Swap "table-cell" for "data-cell" everywhere it occurs in the listing below, and reproduce the entire listing with every other character left unchanged.

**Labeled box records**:
╔══

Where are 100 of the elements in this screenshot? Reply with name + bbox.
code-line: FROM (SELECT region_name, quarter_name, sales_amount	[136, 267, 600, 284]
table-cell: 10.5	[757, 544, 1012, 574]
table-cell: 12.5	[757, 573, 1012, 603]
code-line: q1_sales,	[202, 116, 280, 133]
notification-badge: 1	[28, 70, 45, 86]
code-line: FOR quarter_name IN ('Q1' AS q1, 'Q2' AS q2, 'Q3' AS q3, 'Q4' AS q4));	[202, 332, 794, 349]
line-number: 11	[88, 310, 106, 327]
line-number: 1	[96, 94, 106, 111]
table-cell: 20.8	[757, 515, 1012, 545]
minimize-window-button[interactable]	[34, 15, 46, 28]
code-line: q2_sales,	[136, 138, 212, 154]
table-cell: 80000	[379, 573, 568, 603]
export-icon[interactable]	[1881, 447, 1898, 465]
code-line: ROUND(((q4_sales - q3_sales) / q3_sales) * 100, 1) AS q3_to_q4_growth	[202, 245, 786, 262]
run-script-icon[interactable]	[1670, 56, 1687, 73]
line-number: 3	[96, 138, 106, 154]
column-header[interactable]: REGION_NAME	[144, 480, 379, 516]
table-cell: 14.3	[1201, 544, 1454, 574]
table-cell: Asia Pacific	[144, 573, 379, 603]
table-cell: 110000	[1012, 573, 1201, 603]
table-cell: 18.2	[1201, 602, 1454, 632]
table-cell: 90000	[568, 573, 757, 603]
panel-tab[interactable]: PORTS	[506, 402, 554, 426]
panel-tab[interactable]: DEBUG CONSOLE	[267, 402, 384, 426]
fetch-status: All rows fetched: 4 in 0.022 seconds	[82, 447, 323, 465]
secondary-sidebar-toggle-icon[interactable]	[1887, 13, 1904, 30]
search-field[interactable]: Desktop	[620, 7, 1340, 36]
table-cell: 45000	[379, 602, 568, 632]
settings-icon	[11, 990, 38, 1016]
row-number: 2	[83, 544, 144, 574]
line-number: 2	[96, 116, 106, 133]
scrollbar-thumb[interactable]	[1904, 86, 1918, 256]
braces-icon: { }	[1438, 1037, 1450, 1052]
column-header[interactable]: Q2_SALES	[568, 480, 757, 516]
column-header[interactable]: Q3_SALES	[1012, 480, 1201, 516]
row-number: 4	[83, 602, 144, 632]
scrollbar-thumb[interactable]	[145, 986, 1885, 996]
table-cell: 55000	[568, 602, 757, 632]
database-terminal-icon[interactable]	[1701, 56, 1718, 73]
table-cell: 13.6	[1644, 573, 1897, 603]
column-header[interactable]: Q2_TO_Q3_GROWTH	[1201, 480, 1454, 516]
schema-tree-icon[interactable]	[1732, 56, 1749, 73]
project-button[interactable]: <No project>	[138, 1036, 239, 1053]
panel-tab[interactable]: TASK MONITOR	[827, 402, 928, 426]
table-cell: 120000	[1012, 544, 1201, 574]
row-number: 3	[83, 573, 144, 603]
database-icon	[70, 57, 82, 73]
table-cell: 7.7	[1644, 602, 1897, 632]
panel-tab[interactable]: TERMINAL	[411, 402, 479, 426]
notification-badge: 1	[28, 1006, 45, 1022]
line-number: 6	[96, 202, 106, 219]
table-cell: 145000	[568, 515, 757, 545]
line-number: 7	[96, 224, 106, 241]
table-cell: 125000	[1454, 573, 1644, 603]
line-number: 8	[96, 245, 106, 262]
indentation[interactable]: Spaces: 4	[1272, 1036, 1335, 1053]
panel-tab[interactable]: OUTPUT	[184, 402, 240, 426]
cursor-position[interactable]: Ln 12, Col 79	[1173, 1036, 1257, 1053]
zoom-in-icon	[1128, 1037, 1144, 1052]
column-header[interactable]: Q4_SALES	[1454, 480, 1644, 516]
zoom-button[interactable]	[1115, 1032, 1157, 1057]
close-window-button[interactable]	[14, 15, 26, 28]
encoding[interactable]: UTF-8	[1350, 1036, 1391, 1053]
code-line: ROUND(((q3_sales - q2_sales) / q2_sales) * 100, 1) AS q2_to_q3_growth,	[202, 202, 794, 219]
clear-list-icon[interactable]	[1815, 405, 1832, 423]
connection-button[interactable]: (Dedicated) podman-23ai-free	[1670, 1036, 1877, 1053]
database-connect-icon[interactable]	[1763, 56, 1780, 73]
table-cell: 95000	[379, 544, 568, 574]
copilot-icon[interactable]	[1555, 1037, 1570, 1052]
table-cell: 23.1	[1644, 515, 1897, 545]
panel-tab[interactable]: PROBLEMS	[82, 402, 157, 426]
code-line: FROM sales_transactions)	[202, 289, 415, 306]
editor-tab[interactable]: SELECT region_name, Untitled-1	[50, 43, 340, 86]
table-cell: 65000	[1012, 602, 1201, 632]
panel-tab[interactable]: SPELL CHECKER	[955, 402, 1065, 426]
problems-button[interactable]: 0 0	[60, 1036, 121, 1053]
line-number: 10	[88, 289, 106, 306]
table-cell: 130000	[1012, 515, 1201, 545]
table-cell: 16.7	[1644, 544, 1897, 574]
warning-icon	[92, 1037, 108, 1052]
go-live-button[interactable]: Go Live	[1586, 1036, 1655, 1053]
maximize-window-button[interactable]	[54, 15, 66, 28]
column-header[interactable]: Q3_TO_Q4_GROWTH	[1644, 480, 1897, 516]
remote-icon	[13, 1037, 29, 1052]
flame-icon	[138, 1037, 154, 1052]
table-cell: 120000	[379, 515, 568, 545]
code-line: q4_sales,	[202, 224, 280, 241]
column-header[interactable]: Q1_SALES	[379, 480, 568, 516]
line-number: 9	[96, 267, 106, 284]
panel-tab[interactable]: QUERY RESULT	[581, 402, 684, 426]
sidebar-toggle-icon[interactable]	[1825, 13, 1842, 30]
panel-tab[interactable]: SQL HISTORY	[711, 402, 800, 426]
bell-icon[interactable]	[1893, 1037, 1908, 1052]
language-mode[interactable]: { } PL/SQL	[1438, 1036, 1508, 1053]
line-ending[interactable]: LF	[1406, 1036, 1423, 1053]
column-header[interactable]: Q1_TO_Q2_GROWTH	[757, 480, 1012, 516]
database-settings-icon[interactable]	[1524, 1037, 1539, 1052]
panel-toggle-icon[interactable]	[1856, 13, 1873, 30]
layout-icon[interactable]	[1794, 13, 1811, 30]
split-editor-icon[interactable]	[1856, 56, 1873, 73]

╚══

**Written answer**:
Where are 100 of the elements in this screenshot? Reply with name + bbox.
code-line: FROM (SELECT region_name, quarter_name, sales_amount	[136, 267, 600, 284]
data-cell: 10.5	[757, 544, 1012, 574]
data-cell: 12.5	[757, 573, 1012, 603]
code-line: q1_sales,	[202, 116, 280, 133]
notification-badge: 1	[28, 70, 45, 86]
code-line: FOR quarter_name IN ('Q1' AS q1, 'Q2' AS q2, 'Q3' AS q3, 'Q4' AS q4));	[202, 332, 794, 349]
line-number: 11	[88, 310, 106, 327]
line-number: 1	[96, 94, 106, 111]
data-cell: 20.8	[757, 515, 1012, 545]
minimize-window-button[interactable]	[34, 15, 46, 28]
code-line: q2_sales,	[136, 138, 212, 154]
data-cell: 80000	[379, 573, 568, 603]
export-icon[interactable]	[1881, 447, 1898, 465]
code-line: ROUND(((q4_sales - q3_sales) / q3_sales) * 100, 1) AS q3_to_q4_growth	[202, 245, 786, 262]
run-script-icon[interactable]	[1670, 56, 1687, 73]
line-number: 3	[96, 138, 106, 154]
column-header[interactable]: REGION_NAME	[144, 480, 379, 516]
data-cell: 14.3	[1201, 544, 1454, 574]
data-cell: Asia Pacific	[144, 573, 379, 603]
data-cell: 110000	[1012, 573, 1201, 603]
data-cell: 18.2	[1201, 602, 1454, 632]
data-cell: 90000	[568, 573, 757, 603]
panel-tab[interactable]: PORTS	[506, 402, 554, 426]
panel-tab[interactable]: DEBUG CONSOLE	[267, 402, 384, 426]
fetch-status: All rows fetched: 4 in 0.022 seconds	[82, 447, 323, 465]
secondary-sidebar-toggle-icon[interactable]	[1887, 13, 1904, 30]
search-field[interactable]: Desktop	[620, 7, 1340, 36]
data-cell: 45000	[379, 602, 568, 632]
settings-icon	[11, 990, 38, 1016]
row-number: 2	[83, 544, 144, 574]
line-number: 2	[96, 116, 106, 133]
scrollbar-thumb[interactable]	[1904, 86, 1918, 256]
braces-icon: { }	[1438, 1037, 1450, 1052]
column-header[interactable]: Q2_SALES	[568, 480, 757, 516]
column-header[interactable]: Q3_SALES	[1012, 480, 1201, 516]
row-number: 4	[83, 602, 144, 632]
scrollbar-thumb[interactable]	[145, 986, 1885, 996]
data-cell: 55000	[568, 602, 757, 632]
database-terminal-icon[interactable]	[1701, 56, 1718, 73]
data-cell: 13.6	[1644, 573, 1897, 603]
column-header[interactable]: Q2_TO_Q3_GROWTH	[1201, 480, 1454, 516]
schema-tree-icon[interactable]	[1732, 56, 1749, 73]
project-button[interactable]: <No project>	[138, 1036, 239, 1053]
panel-tab[interactable]: TASK MONITOR	[827, 402, 928, 426]
data-cell: 120000	[1012, 544, 1201, 574]
row-number: 3	[83, 573, 144, 603]
database-icon	[70, 57, 82, 73]
data-cell: 7.7	[1644, 602, 1897, 632]
panel-tab[interactable]: TERMINAL	[411, 402, 479, 426]
notification-badge: 1	[28, 1006, 45, 1022]
line-number: 6	[96, 202, 106, 219]
data-cell: 145000	[568, 515, 757, 545]
line-number: 7	[96, 224, 106, 241]
data-cell: 125000	[1454, 573, 1644, 603]
line-number: 8	[96, 245, 106, 262]
indentation[interactable]: Spaces: 4	[1272, 1036, 1335, 1053]
panel-tab[interactable]: OUTPUT	[184, 402, 240, 426]
cursor-position[interactable]: Ln 12, Col 79	[1173, 1036, 1257, 1053]
zoom-in-icon	[1128, 1037, 1144, 1052]
column-header[interactable]: Q4_SALES	[1454, 480, 1644, 516]
zoom-button[interactable]	[1115, 1032, 1157, 1057]
close-window-button[interactable]	[14, 15, 26, 28]
encoding[interactable]: UTF-8	[1350, 1036, 1391, 1053]
code-line: ROUND(((q3_sales - q2_sales) / q2_sales) * 100, 1) AS q2_to_q3_growth,	[202, 202, 794, 219]
clear-list-icon[interactable]	[1815, 405, 1832, 423]
connection-button[interactable]: (Dedicated) podman-23ai-free	[1670, 1036, 1877, 1053]
database-connect-icon[interactable]	[1763, 56, 1780, 73]
data-cell: 95000	[379, 544, 568, 574]
copilot-icon[interactable]	[1555, 1037, 1570, 1052]
data-cell: 23.1	[1644, 515, 1897, 545]
panel-tab[interactable]: PROBLEMS	[82, 402, 157, 426]
code-line: FROM sales_transactions)	[202, 289, 415, 306]
editor-tab[interactable]: SELECT region_name, Untitled-1	[50, 43, 340, 86]
data-cell: 65000	[1012, 602, 1201, 632]
panel-tab[interactable]: SPELL CHECKER	[955, 402, 1065, 426]
problems-button[interactable]: 0 0	[60, 1036, 121, 1053]
line-number: 10	[88, 289, 106, 306]
data-cell: 130000	[1012, 515, 1201, 545]
data-cell: 16.7	[1644, 544, 1897, 574]
warning-icon	[92, 1037, 108, 1052]
go-live-button[interactable]: Go Live	[1586, 1036, 1655, 1053]
maximize-window-button[interactable]	[54, 15, 66, 28]
column-header[interactable]: Q3_TO_Q4_GROWTH	[1644, 480, 1897, 516]
remote-icon	[13, 1037, 29, 1052]
flame-icon	[138, 1037, 154, 1052]
data-cell: 120000	[379, 515, 568, 545]
code-line: q4_sales,	[202, 224, 280, 241]
column-header[interactable]: Q1_SALES	[379, 480, 568, 516]
line-number: 9	[96, 267, 106, 284]
panel-tab[interactable]: QUERY RESULT	[581, 402, 684, 426]
sidebar-toggle-icon[interactable]	[1825, 13, 1842, 30]
panel-tab[interactable]: SQL HISTORY	[711, 402, 800, 426]
bell-icon[interactable]	[1893, 1037, 1908, 1052]
language-mode[interactable]: { } PL/SQL	[1438, 1036, 1508, 1053]
line-ending[interactable]: LF	[1406, 1036, 1423, 1053]
column-header[interactable]: Q1_TO_Q2_GROWTH	[757, 480, 1012, 516]
database-settings-icon[interactable]	[1524, 1037, 1539, 1052]
panel-toggle-icon[interactable]	[1856, 13, 1873, 30]
layout-icon[interactable]	[1794, 13, 1811, 30]
split-editor-icon[interactable]	[1856, 56, 1873, 73]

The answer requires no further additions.